→ **Written problem**
Reproduce the lines from the start of the records through the line containing "cell-russian-name: 2-Изопропил-(3,5 или", including that line, without any changes.

→ **Information supplied**

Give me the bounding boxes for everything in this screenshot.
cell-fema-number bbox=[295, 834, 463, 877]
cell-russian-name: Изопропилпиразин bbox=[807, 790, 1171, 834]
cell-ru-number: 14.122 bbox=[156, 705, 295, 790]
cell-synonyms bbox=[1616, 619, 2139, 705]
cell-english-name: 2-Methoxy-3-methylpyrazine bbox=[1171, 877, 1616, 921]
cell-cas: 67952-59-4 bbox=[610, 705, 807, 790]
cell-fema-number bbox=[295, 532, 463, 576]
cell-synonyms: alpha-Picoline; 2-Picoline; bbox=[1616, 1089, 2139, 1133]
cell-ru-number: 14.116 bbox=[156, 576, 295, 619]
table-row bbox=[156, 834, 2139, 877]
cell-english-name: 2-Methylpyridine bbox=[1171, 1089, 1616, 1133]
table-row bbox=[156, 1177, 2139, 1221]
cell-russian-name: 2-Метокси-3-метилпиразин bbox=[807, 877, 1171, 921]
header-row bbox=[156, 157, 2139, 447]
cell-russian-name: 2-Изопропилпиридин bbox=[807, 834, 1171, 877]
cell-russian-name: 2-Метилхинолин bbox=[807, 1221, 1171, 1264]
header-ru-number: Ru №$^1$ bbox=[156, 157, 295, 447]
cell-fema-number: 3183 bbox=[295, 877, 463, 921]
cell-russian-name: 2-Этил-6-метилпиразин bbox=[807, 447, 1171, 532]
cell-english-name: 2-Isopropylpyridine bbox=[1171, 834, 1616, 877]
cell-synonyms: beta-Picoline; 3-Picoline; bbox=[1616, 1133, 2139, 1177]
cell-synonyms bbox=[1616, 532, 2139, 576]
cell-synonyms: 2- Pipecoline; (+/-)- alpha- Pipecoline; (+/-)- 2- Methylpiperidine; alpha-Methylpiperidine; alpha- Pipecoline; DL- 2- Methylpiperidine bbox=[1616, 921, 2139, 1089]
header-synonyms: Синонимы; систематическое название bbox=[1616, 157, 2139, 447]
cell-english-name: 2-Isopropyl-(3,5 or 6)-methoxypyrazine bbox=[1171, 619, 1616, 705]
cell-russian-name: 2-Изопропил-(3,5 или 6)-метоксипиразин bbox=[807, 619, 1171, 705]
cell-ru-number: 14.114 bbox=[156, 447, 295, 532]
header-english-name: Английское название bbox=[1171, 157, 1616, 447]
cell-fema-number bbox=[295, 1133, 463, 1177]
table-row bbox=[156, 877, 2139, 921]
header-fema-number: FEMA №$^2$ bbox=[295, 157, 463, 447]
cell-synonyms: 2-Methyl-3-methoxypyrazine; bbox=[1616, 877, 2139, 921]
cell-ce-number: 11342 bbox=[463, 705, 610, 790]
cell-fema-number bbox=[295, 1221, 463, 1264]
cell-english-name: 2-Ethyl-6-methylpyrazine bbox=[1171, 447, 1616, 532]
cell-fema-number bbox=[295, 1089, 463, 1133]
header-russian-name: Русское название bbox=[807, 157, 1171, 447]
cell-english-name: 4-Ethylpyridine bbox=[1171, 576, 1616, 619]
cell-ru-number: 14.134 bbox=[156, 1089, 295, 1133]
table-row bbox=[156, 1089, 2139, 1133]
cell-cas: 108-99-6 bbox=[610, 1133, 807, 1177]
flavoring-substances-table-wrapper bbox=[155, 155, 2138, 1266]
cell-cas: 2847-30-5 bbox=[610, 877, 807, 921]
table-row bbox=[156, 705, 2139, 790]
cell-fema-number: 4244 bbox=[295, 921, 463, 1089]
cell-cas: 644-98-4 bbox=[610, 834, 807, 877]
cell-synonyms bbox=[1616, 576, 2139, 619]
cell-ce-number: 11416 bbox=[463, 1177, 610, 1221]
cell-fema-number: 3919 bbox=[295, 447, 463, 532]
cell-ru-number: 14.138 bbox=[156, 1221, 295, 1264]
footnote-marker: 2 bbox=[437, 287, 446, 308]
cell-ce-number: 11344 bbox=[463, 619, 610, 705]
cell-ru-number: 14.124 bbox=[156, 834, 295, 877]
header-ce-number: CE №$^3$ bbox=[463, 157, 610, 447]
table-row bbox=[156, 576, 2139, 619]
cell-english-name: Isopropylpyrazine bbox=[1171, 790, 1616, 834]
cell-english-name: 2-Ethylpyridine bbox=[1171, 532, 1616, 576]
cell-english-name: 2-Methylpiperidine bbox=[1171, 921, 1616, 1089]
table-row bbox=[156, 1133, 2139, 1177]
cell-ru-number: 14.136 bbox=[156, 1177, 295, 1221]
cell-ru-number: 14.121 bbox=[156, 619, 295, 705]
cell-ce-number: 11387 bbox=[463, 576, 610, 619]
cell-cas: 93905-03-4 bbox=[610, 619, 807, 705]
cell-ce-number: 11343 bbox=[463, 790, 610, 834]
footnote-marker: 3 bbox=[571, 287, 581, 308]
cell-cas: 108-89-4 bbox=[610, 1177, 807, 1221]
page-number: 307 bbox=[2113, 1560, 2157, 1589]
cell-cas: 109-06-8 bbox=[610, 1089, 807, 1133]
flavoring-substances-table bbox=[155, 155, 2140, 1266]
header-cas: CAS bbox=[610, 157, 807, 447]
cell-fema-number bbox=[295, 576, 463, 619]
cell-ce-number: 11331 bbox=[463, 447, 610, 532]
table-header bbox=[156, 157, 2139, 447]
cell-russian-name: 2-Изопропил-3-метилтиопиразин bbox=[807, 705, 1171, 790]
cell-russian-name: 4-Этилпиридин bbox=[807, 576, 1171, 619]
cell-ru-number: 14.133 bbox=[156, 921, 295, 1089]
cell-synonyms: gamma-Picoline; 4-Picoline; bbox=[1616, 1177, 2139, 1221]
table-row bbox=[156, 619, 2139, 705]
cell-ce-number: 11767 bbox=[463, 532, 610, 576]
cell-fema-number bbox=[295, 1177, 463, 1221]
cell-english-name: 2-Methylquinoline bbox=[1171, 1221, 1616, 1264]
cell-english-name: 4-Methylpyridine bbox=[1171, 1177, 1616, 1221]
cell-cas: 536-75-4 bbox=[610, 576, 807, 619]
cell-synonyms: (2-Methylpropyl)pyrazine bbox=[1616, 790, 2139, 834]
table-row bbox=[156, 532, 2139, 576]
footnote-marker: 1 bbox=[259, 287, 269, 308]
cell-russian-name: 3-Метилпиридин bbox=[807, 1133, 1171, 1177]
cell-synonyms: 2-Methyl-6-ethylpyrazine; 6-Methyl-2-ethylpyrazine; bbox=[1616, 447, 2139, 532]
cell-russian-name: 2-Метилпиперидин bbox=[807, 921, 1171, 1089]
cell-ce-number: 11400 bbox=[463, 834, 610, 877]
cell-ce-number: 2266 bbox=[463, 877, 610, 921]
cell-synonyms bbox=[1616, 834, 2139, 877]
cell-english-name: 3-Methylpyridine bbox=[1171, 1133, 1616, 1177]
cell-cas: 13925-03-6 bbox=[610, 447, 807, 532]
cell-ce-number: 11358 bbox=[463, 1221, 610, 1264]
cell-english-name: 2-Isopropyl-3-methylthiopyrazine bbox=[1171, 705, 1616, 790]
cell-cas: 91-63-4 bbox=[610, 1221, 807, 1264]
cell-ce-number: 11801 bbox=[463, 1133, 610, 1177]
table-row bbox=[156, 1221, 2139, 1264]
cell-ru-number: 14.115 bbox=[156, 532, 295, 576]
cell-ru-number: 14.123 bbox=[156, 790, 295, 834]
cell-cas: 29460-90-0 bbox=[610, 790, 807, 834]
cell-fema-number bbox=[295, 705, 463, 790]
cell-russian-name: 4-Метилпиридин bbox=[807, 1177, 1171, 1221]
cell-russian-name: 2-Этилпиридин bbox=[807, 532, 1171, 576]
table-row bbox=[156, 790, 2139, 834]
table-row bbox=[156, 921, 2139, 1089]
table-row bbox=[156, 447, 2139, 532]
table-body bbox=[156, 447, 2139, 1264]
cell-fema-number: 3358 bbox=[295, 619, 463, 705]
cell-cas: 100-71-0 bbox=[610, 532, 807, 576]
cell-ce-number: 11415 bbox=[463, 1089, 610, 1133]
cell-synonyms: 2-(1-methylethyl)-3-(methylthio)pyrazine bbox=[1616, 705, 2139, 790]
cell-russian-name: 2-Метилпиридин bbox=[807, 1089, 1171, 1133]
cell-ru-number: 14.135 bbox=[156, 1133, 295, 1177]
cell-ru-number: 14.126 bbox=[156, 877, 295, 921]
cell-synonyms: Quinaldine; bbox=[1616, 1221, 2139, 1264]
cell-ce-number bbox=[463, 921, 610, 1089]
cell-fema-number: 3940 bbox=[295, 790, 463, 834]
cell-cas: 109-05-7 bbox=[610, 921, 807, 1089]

→ **Reply to the exercise**
Give me the bounding boxes for everything in this screenshot.
cell-fema-number bbox=[295, 834, 463, 877]
cell-russian-name: Изопропилпиразин bbox=[807, 790, 1171, 834]
cell-ru-number: 14.122 bbox=[156, 705, 295, 790]
cell-synonyms bbox=[1616, 619, 2139, 705]
cell-english-name: 2-Methoxy-3-methylpyrazine bbox=[1171, 877, 1616, 921]
cell-cas: 67952-59-4 bbox=[610, 705, 807, 790]
cell-fema-number bbox=[295, 532, 463, 576]
cell-synonyms: alpha-Picoline; 2-Picoline; bbox=[1616, 1089, 2139, 1133]
cell-ru-number: 14.116 bbox=[156, 576, 295, 619]
table-row bbox=[156, 834, 2139, 877]
cell-english-name: 2-Methylpyridine bbox=[1171, 1089, 1616, 1133]
table-row bbox=[156, 1177, 2139, 1221]
cell-russian-name: 2-Метокси-3-метилпиразин bbox=[807, 877, 1171, 921]
header-row bbox=[156, 157, 2139, 447]
cell-russian-name: 2-Изопропилпиридин bbox=[807, 834, 1171, 877]
cell-russian-name: 2-Метилхинолин bbox=[807, 1221, 1171, 1264]
header-ru-number: Ru №$^1$ bbox=[156, 157, 295, 447]
cell-fema-number: 3183 bbox=[295, 877, 463, 921]
cell-russian-name: 2-Этил-6-метилпиразин bbox=[807, 447, 1171, 532]
cell-english-name: 2-Isopropylpyridine bbox=[1171, 834, 1616, 877]
cell-synonyms: beta-Picoline; 3-Picoline; bbox=[1616, 1133, 2139, 1177]
cell-synonyms bbox=[1616, 532, 2139, 576]
cell-synonyms: 2- Pipecoline; (+/-)- alpha- Pipecoline; (+/-)- 2- Methylpiperidine; alpha-Methylpiperidine; alpha- Pipecoline; DL- 2- Methylpiperidine bbox=[1616, 921, 2139, 1089]
header-synonyms: Синонимы; систематическое название bbox=[1616, 157, 2139, 447]
cell-english-name: 2-Isopropyl-(3,5 or 6)-methoxypyrazine bbox=[1171, 619, 1616, 705]
cell-russian-name: 2-Изопропил-(3,5 или 6)-метоксипиразин bbox=[807, 619, 1171, 705]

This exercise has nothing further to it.